*Written problem*
Copy out all lines where "Membran" appears.
════════
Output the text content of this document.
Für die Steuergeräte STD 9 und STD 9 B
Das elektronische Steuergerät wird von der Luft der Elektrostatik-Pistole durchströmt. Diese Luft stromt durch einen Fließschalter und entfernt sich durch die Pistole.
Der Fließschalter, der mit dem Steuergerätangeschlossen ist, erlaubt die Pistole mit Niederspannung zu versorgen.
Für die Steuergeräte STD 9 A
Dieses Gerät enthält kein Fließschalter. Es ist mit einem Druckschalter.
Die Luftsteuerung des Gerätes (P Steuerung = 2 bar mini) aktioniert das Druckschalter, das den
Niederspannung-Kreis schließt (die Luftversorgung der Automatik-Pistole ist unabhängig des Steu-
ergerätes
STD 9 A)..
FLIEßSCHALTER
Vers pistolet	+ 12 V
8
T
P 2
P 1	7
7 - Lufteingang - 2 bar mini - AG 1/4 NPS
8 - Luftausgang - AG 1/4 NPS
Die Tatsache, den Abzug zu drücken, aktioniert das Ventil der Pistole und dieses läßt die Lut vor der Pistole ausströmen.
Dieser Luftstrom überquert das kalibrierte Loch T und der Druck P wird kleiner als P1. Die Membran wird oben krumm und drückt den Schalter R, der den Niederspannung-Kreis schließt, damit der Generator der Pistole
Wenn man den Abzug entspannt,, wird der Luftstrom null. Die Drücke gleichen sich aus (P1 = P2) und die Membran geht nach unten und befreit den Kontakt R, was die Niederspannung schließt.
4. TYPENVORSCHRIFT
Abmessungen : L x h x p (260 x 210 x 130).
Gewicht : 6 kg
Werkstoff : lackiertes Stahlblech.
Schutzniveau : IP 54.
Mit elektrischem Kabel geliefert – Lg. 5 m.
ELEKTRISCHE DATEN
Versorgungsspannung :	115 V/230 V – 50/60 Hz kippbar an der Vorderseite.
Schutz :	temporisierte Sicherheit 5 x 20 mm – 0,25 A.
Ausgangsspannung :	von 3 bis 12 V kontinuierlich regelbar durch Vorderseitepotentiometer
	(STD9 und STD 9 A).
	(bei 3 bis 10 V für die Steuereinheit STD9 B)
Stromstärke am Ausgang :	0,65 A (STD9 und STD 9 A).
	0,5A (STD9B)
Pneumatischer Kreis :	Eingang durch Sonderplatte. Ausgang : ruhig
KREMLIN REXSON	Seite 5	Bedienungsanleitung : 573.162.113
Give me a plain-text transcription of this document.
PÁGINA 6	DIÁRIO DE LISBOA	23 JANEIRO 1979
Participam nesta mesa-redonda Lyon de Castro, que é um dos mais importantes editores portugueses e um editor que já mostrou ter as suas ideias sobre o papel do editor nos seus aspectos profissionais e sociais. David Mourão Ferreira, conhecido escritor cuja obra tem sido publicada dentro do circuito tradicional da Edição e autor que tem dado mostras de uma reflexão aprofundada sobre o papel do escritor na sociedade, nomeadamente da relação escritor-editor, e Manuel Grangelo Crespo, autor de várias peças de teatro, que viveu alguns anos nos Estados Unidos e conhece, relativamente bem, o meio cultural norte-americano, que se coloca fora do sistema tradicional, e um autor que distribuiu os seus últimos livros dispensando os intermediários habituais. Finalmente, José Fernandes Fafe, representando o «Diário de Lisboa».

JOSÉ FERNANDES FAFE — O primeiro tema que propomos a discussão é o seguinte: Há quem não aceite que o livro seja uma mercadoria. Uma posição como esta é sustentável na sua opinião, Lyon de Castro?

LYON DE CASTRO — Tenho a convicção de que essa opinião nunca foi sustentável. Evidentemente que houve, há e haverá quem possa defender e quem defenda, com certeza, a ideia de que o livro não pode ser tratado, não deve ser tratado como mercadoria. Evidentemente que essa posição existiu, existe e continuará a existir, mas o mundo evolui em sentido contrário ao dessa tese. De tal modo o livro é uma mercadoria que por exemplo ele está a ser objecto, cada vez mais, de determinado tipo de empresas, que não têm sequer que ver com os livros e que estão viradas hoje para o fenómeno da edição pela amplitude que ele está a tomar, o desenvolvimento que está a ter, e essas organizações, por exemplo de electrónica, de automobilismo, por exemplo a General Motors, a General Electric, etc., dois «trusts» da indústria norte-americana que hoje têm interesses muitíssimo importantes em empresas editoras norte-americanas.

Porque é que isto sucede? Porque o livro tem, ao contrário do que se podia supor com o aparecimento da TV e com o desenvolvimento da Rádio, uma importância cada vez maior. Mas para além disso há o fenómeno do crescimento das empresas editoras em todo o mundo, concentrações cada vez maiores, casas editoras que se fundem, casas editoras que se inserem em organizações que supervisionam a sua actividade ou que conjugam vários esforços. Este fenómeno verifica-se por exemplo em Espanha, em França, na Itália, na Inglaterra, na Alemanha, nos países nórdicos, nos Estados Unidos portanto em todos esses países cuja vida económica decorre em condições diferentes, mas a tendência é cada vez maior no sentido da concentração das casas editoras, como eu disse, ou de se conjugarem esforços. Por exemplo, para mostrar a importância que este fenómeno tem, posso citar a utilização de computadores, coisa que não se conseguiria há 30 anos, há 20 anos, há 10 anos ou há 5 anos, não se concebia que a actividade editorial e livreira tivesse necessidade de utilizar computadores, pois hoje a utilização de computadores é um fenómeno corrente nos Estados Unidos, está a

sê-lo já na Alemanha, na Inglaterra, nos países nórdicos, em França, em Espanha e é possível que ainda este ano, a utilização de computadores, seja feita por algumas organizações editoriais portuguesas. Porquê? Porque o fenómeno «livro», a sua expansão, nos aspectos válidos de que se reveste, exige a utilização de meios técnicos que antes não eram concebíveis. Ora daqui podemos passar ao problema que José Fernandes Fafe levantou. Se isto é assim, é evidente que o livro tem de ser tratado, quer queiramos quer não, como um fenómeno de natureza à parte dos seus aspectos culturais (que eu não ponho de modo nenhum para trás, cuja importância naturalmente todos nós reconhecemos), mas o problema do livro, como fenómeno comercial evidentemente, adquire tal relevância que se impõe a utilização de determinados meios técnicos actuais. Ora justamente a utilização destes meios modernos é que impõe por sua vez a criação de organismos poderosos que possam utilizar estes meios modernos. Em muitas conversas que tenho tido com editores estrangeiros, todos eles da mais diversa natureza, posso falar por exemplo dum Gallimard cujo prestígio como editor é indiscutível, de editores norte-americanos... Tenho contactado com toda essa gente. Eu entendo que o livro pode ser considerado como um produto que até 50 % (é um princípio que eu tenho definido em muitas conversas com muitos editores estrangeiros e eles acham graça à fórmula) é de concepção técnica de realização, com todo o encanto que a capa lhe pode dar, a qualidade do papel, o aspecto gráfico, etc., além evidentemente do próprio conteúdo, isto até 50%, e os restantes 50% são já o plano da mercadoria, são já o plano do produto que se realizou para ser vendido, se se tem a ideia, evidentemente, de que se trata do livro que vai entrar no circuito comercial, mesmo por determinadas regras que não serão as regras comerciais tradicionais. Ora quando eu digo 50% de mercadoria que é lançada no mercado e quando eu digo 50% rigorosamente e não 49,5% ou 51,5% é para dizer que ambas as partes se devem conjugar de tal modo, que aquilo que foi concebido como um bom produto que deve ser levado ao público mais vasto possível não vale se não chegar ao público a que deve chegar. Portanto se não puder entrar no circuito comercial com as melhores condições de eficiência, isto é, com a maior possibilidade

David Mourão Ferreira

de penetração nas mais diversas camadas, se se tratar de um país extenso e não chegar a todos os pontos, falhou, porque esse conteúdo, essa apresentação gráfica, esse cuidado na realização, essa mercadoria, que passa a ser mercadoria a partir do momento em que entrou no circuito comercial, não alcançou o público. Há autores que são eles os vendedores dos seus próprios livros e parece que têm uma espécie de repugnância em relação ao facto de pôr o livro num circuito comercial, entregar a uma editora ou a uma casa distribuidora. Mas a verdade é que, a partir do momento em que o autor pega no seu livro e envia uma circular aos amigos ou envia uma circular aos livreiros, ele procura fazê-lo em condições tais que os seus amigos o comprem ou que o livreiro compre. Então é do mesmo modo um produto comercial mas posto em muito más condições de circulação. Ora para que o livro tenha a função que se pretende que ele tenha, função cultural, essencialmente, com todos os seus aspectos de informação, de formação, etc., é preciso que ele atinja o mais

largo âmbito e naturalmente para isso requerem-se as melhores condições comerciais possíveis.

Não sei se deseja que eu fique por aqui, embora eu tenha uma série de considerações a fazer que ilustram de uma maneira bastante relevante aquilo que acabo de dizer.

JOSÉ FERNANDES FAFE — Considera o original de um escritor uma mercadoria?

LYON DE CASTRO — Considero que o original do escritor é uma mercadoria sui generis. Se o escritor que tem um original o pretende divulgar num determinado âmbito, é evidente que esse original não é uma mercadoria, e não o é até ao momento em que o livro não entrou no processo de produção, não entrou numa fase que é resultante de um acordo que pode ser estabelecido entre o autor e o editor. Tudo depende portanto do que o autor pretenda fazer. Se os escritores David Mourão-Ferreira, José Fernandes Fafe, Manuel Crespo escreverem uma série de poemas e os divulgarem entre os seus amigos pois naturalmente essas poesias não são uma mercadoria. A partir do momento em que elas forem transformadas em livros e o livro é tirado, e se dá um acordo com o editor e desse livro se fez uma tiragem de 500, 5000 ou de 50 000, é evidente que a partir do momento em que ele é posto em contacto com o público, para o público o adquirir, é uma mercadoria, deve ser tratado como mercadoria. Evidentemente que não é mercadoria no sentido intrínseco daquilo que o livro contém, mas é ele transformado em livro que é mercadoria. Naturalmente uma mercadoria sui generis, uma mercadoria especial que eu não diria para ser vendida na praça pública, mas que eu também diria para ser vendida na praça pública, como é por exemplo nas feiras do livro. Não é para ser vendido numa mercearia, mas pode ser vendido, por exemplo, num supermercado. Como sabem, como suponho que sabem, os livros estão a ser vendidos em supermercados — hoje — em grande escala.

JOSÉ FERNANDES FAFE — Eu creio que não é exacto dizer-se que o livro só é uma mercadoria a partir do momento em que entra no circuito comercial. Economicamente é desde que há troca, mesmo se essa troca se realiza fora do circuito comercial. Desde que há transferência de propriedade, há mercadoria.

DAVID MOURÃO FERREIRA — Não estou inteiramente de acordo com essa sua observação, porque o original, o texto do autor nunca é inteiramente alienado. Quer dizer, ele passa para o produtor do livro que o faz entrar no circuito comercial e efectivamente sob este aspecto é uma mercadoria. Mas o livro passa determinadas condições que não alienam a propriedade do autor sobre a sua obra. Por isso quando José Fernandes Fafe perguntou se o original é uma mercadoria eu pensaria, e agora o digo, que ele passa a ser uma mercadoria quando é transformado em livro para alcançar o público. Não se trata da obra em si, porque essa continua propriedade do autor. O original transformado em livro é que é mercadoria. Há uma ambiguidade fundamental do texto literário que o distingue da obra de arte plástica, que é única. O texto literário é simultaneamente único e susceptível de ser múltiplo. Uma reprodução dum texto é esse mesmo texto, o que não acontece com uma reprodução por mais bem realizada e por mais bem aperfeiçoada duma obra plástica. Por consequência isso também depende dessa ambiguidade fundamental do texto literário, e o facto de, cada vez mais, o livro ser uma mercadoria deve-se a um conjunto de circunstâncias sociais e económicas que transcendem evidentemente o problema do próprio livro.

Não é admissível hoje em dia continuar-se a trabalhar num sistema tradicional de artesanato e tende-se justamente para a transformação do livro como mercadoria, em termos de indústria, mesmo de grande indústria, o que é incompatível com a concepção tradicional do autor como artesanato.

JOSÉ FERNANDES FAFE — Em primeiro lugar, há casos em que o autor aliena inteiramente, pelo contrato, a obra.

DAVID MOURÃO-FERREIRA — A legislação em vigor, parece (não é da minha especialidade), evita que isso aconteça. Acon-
════════
*Answer to the exercise*
Dieser Luftstrom überquert das kalibrierte Loch T und der Druck P wird kleiner als P1. Die Membran wird oben krumm und drückt den Schalter R, der den Niederspannung-Kreis schließt, damit der Generator der Pistole
Wenn man den Abzug entspannt,, wird der Luftstrom null. Die Drücke gleichen sich aus (P1 = P2) und die Membran geht nach unten und befreit den Kontakt R, was die Niederspannung schließt.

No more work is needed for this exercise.